__RECORDS SUPPLIED__.
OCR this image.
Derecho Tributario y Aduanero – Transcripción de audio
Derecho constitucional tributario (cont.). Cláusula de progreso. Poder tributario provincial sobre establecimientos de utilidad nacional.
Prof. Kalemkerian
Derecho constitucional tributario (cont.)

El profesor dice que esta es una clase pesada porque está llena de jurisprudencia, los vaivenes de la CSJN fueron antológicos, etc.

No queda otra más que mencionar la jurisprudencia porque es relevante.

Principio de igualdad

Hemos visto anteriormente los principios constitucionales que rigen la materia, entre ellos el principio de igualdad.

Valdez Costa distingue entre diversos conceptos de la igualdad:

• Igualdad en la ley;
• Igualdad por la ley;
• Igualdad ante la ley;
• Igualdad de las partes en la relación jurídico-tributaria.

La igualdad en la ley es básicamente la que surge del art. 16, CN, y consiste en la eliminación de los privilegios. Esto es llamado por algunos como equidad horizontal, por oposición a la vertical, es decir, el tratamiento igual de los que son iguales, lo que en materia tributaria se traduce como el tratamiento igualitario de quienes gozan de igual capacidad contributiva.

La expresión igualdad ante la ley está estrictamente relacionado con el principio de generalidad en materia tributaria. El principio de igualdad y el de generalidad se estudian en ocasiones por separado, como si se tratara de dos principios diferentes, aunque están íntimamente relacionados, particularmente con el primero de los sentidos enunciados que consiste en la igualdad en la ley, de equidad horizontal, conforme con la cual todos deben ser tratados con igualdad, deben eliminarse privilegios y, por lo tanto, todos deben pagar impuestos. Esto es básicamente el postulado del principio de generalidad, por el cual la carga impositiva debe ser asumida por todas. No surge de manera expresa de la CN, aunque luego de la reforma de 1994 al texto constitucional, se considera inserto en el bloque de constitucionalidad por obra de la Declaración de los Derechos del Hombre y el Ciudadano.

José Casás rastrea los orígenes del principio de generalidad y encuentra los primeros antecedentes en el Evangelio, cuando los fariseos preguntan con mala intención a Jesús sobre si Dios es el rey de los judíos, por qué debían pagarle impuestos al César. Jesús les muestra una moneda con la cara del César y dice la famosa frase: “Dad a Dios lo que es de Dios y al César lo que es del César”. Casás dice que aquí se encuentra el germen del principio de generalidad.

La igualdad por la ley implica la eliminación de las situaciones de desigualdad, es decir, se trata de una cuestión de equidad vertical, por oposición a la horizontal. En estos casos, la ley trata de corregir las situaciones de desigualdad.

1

* * *

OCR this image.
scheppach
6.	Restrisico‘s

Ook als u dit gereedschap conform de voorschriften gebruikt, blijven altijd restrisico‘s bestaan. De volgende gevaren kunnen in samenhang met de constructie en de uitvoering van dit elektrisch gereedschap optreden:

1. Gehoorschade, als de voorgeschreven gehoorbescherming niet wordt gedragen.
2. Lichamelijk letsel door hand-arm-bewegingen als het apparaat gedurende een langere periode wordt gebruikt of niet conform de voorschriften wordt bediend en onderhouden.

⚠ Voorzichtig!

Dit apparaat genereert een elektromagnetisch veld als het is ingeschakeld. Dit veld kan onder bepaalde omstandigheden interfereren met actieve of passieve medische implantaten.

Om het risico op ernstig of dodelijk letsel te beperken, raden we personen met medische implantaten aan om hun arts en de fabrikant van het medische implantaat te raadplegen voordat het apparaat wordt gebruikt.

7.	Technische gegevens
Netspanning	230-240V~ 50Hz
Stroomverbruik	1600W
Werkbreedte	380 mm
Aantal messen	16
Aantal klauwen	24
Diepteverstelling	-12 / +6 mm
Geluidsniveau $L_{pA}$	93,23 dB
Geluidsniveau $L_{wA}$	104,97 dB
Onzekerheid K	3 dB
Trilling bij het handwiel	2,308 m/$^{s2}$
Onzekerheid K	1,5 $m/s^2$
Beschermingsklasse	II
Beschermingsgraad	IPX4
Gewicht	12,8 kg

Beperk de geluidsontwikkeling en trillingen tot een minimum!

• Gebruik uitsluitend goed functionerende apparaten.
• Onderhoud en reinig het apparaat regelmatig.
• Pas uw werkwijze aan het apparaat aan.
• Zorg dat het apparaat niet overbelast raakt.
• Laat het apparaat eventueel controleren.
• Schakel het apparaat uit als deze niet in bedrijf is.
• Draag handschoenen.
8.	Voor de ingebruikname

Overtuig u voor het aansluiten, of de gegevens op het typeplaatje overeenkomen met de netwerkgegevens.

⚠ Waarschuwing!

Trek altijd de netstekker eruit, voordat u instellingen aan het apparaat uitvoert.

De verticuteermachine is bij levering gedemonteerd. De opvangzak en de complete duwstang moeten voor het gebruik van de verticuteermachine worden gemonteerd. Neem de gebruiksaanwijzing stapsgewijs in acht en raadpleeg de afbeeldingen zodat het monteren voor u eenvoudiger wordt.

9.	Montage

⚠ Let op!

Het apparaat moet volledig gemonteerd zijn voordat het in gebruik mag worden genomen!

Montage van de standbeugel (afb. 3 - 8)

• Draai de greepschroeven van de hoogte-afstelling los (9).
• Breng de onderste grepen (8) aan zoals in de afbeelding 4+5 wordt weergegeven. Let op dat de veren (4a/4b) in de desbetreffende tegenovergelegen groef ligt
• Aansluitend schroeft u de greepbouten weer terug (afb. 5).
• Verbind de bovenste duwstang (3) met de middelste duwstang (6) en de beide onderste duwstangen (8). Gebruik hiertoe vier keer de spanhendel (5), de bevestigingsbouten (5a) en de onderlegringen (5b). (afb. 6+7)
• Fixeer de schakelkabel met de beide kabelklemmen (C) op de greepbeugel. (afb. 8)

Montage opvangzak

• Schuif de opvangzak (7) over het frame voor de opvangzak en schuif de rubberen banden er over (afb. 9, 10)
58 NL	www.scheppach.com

...

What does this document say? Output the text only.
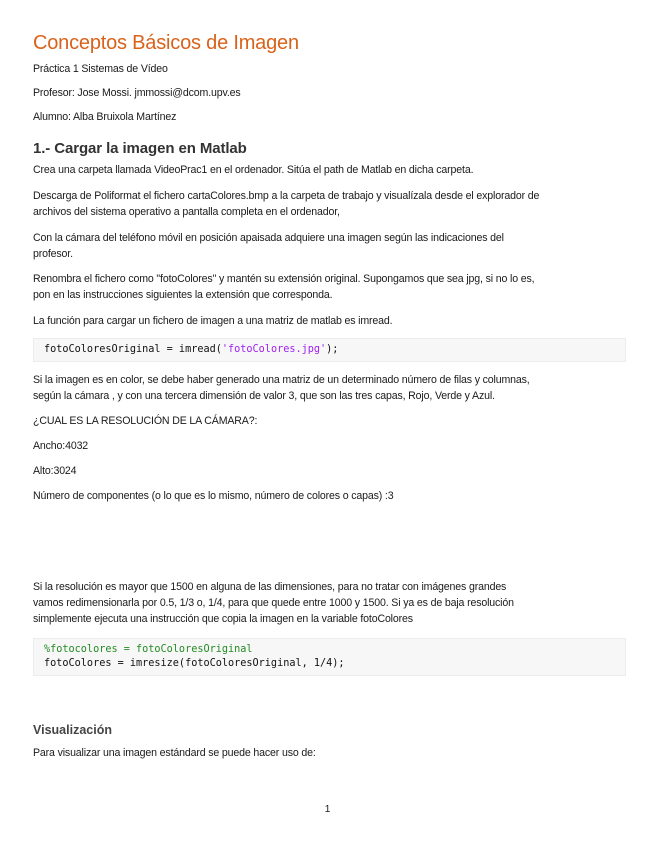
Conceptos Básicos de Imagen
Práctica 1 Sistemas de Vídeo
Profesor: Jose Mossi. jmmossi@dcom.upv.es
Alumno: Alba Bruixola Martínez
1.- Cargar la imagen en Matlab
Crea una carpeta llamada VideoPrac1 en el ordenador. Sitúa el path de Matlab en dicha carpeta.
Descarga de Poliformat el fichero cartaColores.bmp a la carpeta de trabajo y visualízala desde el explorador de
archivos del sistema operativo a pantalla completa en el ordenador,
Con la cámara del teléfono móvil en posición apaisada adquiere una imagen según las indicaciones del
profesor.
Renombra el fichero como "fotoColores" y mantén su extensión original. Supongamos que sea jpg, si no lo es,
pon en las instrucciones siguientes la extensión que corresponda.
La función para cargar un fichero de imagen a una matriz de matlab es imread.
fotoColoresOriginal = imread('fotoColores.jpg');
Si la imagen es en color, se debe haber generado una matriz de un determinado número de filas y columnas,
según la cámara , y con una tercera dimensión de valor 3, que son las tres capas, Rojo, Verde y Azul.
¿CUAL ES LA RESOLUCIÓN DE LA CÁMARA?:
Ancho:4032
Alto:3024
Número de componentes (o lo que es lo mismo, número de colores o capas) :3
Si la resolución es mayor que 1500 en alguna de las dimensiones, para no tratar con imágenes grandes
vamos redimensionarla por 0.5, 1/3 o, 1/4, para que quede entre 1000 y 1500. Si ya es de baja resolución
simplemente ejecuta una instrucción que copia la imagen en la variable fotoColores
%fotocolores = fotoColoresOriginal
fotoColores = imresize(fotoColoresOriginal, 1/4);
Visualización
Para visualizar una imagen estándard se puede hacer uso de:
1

__ASSIGNED TASK__.
The lines to return are those in the entries above that include "medische".

__SOLUTION__.
Dit apparaat genereert een elektromagnetisch veld als het is ingeschakeld. Dit veld kan onder bepaalde omstandigheden interfereren met actieve of passieve medische implantaten.
Om het risico op ernstig of dodelijk letsel te beperken, raden we personen met medische implantaten aan om hun arts en de fabrikant van het medische implantaat te raadplegen voordat het apparaat wordt gebruikt.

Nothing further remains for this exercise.